> _出典_:
次に右更新不許可の通知があつたのちの在留について検討するに、その在留は右法条に該当する不法残留であるばかりでなく、実質的な違法性にも欠けるところはなく、右在留につき被告人が前記法条により罪責を負うのは止むをえないところといわなければならない。なるほど、被告人はその後の退去強制手続の過程において、旅券に記載された在留期間を経過して本邦に在留する者である旨の係官の認定に対し逐次不服を申し立て、目下法務大臣の裁決をまつている者であることは、前段認定のとおりであるが、退去強制の手続の過程における不服申立は飽くまでも被告人が強制送還を免れるための手段に過ぎず、右不服申立が容認されたからといつて、旅券に記載された在留期間が訂正されるということはなく、被告人が右期間を経過して本邦に在留している者であるという事実は否定される余地がないのであつて、窮極において被告人が期待している法務大臣の令第五十条による在留特別許可がなされたとしても、それは単に将来に向つてあらたに特別に在留を許可するものであつて、既往の不法在留を合法化するものでないのである。(このことは、伝金泉に対する右許可書写の記載によつても明らかである)。それ故、右法務大臣に対する異議申出中の在留は令第七十条第五号に該当しないとの弁護人の主張は正当でない。
しかしながら、前段説示のとおり、原判決が、被告人の旅券に記載された在留期間の最終日(昭和四十一年四月二十四日)以降在留期間更新不許可通知の日(同年六月十三日)迄の在留につき、令第七十条第五号の不法残留の罪を構成するものと解し有罪としたのは、右法条の解釈適用を誤つたものというべきであり、右誤りが判決に影響を及ぼすことは明らかであるから、この点において論旨は理由がある。
控訴趣意の第二点は、原判決には、刑法第三十五条の解釈を誤り、延いては判決に理由を付さない違法があると主張し、原判決は原審における弁護人の主張を誤解するとともに、右法条の法意を極端に狭義に解釈しようとした結果、その解釈を誤つたものであるというのである。

> _出題内容 a_:
判決文の「次に右更新不許可の通知があつ」から「の弁護人の主張は正当でない。」までを、一字も変えずにそのまま返してください。
この判決文と、後に続くエントリーとは、出所が別々です。

> _課題用データ_:

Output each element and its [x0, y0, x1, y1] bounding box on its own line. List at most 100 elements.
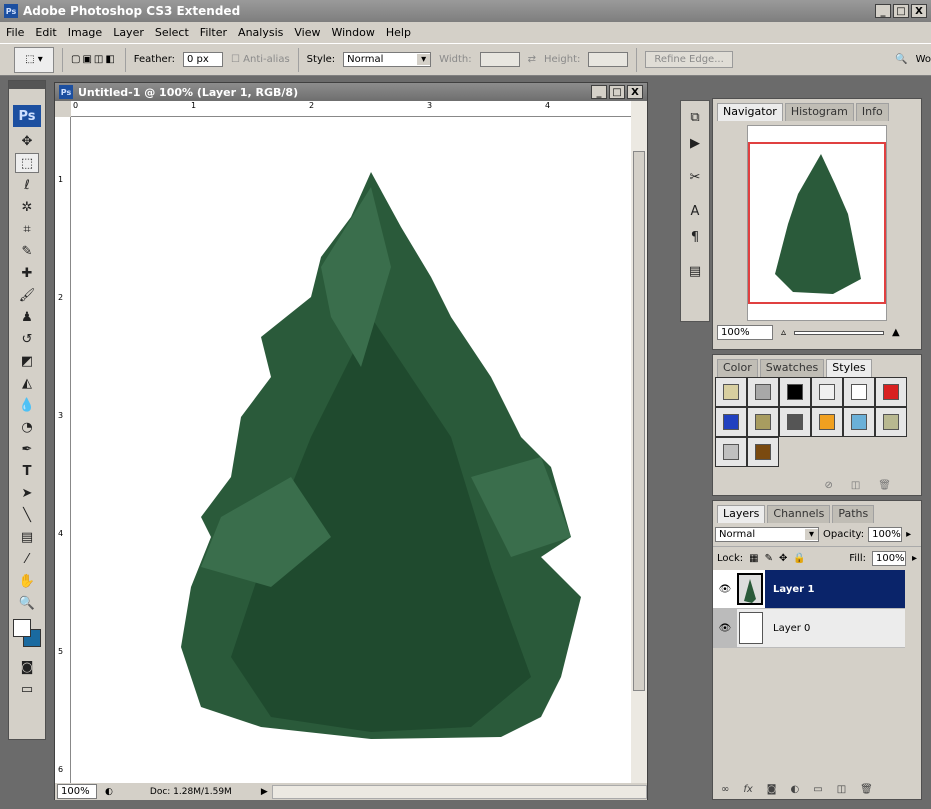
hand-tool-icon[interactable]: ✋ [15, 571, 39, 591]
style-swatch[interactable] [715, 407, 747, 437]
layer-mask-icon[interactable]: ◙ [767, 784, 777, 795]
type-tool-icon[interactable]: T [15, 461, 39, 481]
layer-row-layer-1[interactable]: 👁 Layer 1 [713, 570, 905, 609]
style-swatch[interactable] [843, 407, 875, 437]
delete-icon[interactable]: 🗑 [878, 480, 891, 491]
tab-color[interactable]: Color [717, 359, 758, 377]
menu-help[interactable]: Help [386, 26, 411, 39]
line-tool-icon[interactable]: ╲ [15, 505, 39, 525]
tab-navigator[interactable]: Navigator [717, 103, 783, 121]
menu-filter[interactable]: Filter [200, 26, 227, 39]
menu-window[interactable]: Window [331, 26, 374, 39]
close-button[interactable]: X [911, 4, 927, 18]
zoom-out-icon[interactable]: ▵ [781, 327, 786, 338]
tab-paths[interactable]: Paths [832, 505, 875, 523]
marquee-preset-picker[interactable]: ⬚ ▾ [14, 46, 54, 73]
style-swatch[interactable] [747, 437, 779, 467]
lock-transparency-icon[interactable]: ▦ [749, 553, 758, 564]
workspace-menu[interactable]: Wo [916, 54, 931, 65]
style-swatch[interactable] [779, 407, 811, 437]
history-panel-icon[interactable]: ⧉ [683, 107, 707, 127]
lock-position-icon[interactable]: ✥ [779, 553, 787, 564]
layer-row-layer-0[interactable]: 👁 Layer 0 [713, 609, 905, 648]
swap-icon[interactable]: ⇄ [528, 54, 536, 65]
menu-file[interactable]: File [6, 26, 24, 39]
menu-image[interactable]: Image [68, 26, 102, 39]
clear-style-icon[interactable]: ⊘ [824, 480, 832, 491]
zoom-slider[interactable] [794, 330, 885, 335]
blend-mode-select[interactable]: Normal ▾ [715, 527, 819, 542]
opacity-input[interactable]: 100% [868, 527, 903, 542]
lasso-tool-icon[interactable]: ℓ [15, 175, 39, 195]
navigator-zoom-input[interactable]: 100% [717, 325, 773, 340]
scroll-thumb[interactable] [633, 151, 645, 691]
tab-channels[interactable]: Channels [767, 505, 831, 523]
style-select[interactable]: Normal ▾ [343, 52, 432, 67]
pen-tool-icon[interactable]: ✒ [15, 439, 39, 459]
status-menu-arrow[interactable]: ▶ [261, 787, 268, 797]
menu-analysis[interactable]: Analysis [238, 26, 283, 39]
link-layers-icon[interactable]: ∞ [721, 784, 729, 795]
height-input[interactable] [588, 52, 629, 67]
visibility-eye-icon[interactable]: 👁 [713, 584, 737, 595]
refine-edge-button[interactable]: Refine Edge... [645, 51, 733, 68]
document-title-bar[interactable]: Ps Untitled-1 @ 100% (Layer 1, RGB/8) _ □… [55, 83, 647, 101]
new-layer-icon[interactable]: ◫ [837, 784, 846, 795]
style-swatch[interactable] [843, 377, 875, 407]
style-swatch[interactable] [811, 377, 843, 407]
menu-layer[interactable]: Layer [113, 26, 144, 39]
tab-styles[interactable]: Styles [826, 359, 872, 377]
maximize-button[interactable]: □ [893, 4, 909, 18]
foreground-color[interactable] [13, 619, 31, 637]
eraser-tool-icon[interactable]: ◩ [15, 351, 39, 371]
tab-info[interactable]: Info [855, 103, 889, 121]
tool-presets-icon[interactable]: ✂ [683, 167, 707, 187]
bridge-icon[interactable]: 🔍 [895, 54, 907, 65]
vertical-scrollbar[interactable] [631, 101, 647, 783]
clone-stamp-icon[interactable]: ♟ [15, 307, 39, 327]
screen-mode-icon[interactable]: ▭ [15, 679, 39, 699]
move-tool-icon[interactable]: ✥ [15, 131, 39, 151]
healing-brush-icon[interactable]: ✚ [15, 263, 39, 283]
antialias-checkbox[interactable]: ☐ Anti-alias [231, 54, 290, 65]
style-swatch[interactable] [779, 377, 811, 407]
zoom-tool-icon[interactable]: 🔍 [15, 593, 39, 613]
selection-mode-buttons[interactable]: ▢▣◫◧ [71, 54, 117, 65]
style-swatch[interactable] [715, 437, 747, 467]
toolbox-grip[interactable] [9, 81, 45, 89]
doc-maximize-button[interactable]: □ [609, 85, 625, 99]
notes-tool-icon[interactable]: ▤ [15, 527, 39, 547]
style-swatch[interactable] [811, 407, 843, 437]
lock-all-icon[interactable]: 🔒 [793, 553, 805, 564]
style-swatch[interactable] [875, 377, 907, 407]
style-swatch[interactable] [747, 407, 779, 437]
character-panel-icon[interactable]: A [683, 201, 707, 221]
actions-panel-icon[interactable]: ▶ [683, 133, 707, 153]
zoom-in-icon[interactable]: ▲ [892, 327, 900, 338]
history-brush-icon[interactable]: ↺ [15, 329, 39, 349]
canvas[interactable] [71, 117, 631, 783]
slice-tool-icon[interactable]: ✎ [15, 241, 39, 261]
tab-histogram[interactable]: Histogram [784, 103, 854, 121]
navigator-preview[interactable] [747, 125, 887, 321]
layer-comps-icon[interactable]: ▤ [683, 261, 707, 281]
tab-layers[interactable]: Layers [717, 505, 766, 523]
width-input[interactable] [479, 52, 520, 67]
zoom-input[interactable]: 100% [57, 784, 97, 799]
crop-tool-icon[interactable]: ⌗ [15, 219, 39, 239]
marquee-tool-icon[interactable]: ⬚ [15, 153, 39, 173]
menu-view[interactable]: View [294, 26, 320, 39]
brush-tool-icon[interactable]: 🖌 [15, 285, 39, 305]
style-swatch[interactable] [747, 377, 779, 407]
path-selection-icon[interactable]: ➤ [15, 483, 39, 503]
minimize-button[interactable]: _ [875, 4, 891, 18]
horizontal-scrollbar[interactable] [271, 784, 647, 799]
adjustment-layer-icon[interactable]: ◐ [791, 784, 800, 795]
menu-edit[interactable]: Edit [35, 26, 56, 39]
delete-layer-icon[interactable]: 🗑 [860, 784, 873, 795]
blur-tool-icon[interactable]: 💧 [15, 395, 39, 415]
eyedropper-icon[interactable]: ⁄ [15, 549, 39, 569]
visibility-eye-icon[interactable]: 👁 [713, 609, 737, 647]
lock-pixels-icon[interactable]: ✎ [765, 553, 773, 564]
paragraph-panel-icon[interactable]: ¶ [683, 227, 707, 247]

> _出題内容 b_:
エントリーのうち、「hand-tool-icon[interactable]: ✋ [15, 571, 39, 591]」を含む行から「close-button[interactable]: X [911, 4, 927, 18]」を含む行までを、両端の行も含めて一字一句変えずに打ち直してください。

> _解答例 a_:
次に右更新不許可の通知があつたのちの在留について検討するに、その在留は右法条に該当する不法残留であるばかりでなく、実質的な違法性にも欠けるところはなく、右在留につき被告人が前記法条により罪責を負うのは止むをえないところといわなければならない。なるほど、被告人はその後の退去強制手続の過程において、旅券に記載された在留期間を経過して本邦に在留する者である旨の係官の認定に対し逐次不服を申し立て、目下法務大臣の裁決をまつている者であることは、前段認定のとおりであるが、退去強制の手続の過程における不服申立は飽くまでも被告人が強制送還を免れるための手段に過ぎず、右不服申立が容認されたからといつて、旅券に記載された在留期間が訂正されるということはなく、被告人が右期間を経過して本邦に在留している者であるという事実は否定される余地がないのであつて、窮極において被告人が期待している法務大臣の令第五十条による在留特別許可がなされたとしても、それは単に将来に向つてあらたに特別に在留を許可するものであつて、既往の不法在留を合法化するものでないのである。(このことは、伝金泉に対する右許可書写の記載によつても明らかである)。それ故、右法務大臣に対する異議申出中の在留は令第七十条第五号に該当しないとの弁護人の主張は正当でない。

> _解答例 b_:
hand-tool-icon[interactable]: ✋ [15, 571, 39, 591]
style-swatch[interactable] [715, 407, 747, 437]
layer-mask-icon[interactable]: ◙ [767, 784, 777, 795]
type-tool-icon[interactable]: T [15, 461, 39, 481]
layer-row-layer-1[interactable]: 👁 Layer 1 [713, 570, 905, 609]
style-swatch[interactable] [843, 407, 875, 437]
delete-icon[interactable]: 🗑 [878, 480, 891, 491]
tab-color[interactable]: Color [717, 359, 758, 377]
menu-help[interactable]: Help [386, 26, 411, 39]
line-tool-icon[interactable]: ╲ [15, 505, 39, 525]
tab-navigator[interactable]: Navigator [717, 103, 783, 121]
menu-filter[interactable]: Filter [200, 26, 227, 39]
menu-window[interactable]: Window [331, 26, 374, 39]
close-button[interactable]: X [911, 4, 927, 18]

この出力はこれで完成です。